● Request
Write out the entries verbatim and leave the images out of the copy.

● Material to process
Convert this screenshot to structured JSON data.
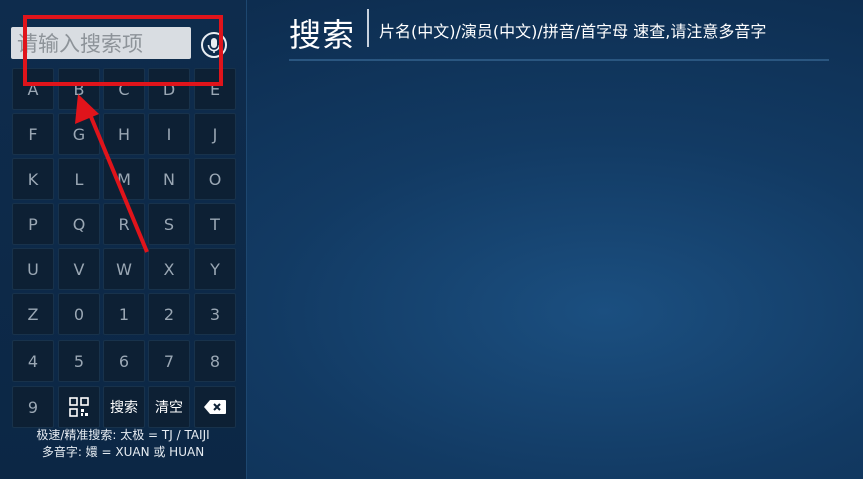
{
  "sidebar": {
    "search_placeholder": "请输入搜索项",
    "keys": [
      "A",
      "B",
      "C",
      "D",
      "E",
      "F",
      "G",
      "H",
      "I",
      "J",
      "K",
      "L",
      "M",
      "N",
      "O",
      "P",
      "Q",
      "R",
      "S",
      "T",
      "U",
      "V",
      "W",
      "X",
      "Y",
      "Z",
      "0",
      "1",
      "2",
      "3",
      "4",
      "5",
      "6",
      "7",
      "8",
      "9"
    ],
    "search_key_label": "搜索",
    "clear_key_label": "清空",
    "hint_line1": "极速/精准搜索: 太极 = TJ / TAIJI",
    "hint_line2": "多音字: 嬛 = XUAN 或 HUAN"
  },
  "main": {
    "title": "搜索",
    "subtitle": "片名(中文)/演员(中文)/拼音/首字母 速查,请注意多音字"
  },
  "colors": {
    "highlight": "#e0141b",
    "background": "#123a63"
  },
  "icons": {
    "mic": "microphone-icon",
    "qr": "qr-code-icon",
    "backspace": "backspace-icon"
  }
}
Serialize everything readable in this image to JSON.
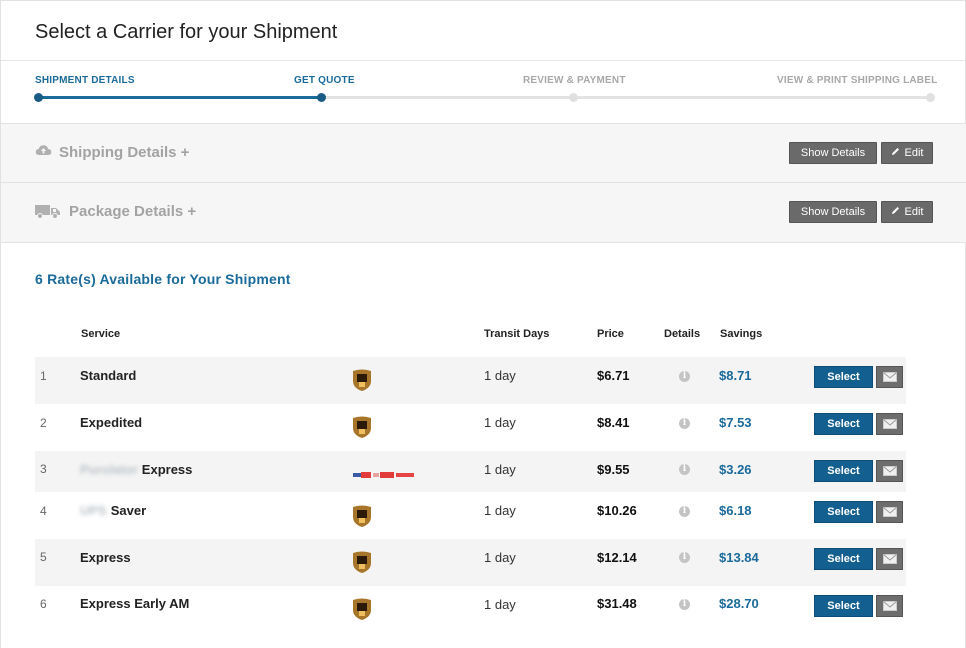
{
  "page": {
    "title": "Select a Carrier for your Shipment"
  },
  "progress": {
    "steps": [
      {
        "label": "SHIPMENT DETAILS",
        "state": "done"
      },
      {
        "label": "GET QUOTE",
        "state": "done"
      },
      {
        "label": "REVIEW & PAYMENT",
        "state": "todo"
      },
      {
        "label": "VIEW & PRINT SHIPPING LABEL",
        "state": "todo"
      }
    ]
  },
  "sections": {
    "shipping": {
      "title": "Shipping Details +",
      "icon": "cloud-upload-icon",
      "show_label": "Show Details",
      "edit_label": "Edit"
    },
    "package": {
      "title": "Package Details +",
      "icon": "truck-icon",
      "show_label": "Show Details",
      "edit_label": "Edit"
    }
  },
  "rates": {
    "heading": "6 Rate(s) Available for Your Shipment",
    "columns": {
      "service": "Service",
      "transit": "Transit Days",
      "price": "Price",
      "details": "Details",
      "savings": "Savings"
    },
    "select_label": "Select",
    "rows": [
      {
        "index": "1",
        "prefix": "",
        "service": "Standard",
        "transit": "1 day",
        "price": "$6.71",
        "savings": "$8.71",
        "logo": "ups-logo"
      },
      {
        "index": "2",
        "prefix": "",
        "service": "Expedited",
        "transit": "1 day",
        "price": "$8.41",
        "savings": "$7.53",
        "logo": "ups-logo"
      },
      {
        "index": "3",
        "prefix": "Purolator",
        "service": "Express",
        "transit": "1 day",
        "price": "$9.55",
        "savings": "$3.26",
        "logo": "purolator-logo"
      },
      {
        "index": "4",
        "prefix": "UPS",
        "service": "Saver",
        "transit": "1 day",
        "price": "$10.26",
        "savings": "$6.18",
        "logo": "ups-logo"
      },
      {
        "index": "5",
        "prefix": "",
        "service": "Express",
        "transit": "1 day",
        "price": "$12.14",
        "savings": "$13.84",
        "logo": "ups-logo"
      },
      {
        "index": "6",
        "prefix": "",
        "service": "Express Early AM",
        "transit": "1 day",
        "price": "$31.48",
        "savings": "$28.70",
        "logo": "ups-logo"
      }
    ]
  },
  "colors": {
    "accent": "#1a6a9a",
    "select_button": "#135f8f",
    "gray_button": "#6a6a6a"
  }
}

● Completed exercise
Convert this screenshot to structured JSON data.
{
  "sidebar": {
    "search_placeholder": "请输入搜索项",
    "keys": [
      "A",
      "B",
      "C",
      "D",
      "E",
      "F",
      "G",
      "H",
      "I",
      "J",
      "K",
      "L",
      "M",
      "N",
      "O",
      "P",
      "Q",
      "R",
      "S",
      "T",
      "U",
      "V",
      "W",
      "X",
      "Y",
      "Z",
      "0",
      "1",
      "2",
      "3",
      "4",
      "5",
      "6",
      "7",
      "8",
      "9"
    ],
    "search_key_label": "搜索",
    "clear_key_label": "清空",
    "hint_line1": "极速/精准搜索: 太极 = TJ / TAIJI",
    "hint_line2": "多音字: 嬛 = XUAN 或 HUAN"
  },
  "main": {
    "title": "搜索",
    "subtitle": "片名(中文)/演员(中文)/拼音/首字母 速查,请注意多音字"
  },
  "colors": {
    "highlight": "#e0141b",
    "background": "#123a63"
  },
  "icons": {
    "mic": "microphone-icon",
    "qr": "qr-code-icon",
    "backspace": "backspace-icon"
  }
}
Serialize everything readable in this image to JSON.
{
  "page": {
    "title": "Select a Carrier for your Shipment"
  },
  "progress": {
    "steps": [
      {
        "label": "SHIPMENT DETAILS",
        "state": "done"
      },
      {
        "label": "GET QUOTE",
        "state": "done"
      },
      {
        "label": "REVIEW & PAYMENT",
        "state": "todo"
      },
      {
        "label": "VIEW & PRINT SHIPPING LABEL",
        "state": "todo"
      }
    ]
  },
  "sections": {
    "shipping": {
      "title": "Shipping Details +",
      "icon": "cloud-upload-icon",
      "show_label": "Show Details",
      "edit_label": "Edit"
    },
    "package": {
      "title": "Package Details +",
      "icon": "truck-icon",
      "show_label": "Show Details",
      "edit_label": "Edit"
    }
  },
  "rates": {
    "heading": "6 Rate(s) Available for Your Shipment",
    "columns": {
      "service": "Service",
      "transit": "Transit Days",
      "price": "Price",
      "details": "Details",
      "savings": "Savings"
    },
    "select_label": "Select",
    "rows": [
      {
        "index": "1",
        "prefix": "",
        "service": "Standard",
        "transit": "1 day",
        "price": "$6.71",
        "savings": "$8.71",
        "logo": "ups-logo"
      },
      {
        "index": "2",
        "prefix": "",
        "service": "Expedited",
        "transit": "1 day",
        "price": "$8.41",
        "savings": "$7.53",
        "logo": "ups-logo"
      },
      {
        "index": "3",
        "prefix": "Purolator",
        "service": "Express",
        "transit": "1 day",
        "price": "$9.55",
        "savings": "$3.26",
        "logo": "purolator-logo"
      },
      {
        "index": "4",
        "prefix": "UPS",
        "service": "Saver",
        "transit": "1 day",
        "price": "$10.26",
        "savings": "$6.18",
        "logo": "ups-logo"
      },
      {
        "index": "5",
        "prefix": "",
        "service": "Express",
        "transit": "1 day",
        "price": "$12.14",
        "savings": "$13.84",
        "logo": "ups-logo"
      },
      {
        "index": "6",
        "prefix": "",
        "service": "Express Early AM",
        "transit": "1 day",
        "price": "$31.48",
        "savings": "$28.70",
        "logo": "ups-logo"
      }
    ]
  },
  "colors": {
    "accent": "#1a6a9a",
    "select_button": "#135f8f",
    "gray_button": "#6a6a6a"
  }
}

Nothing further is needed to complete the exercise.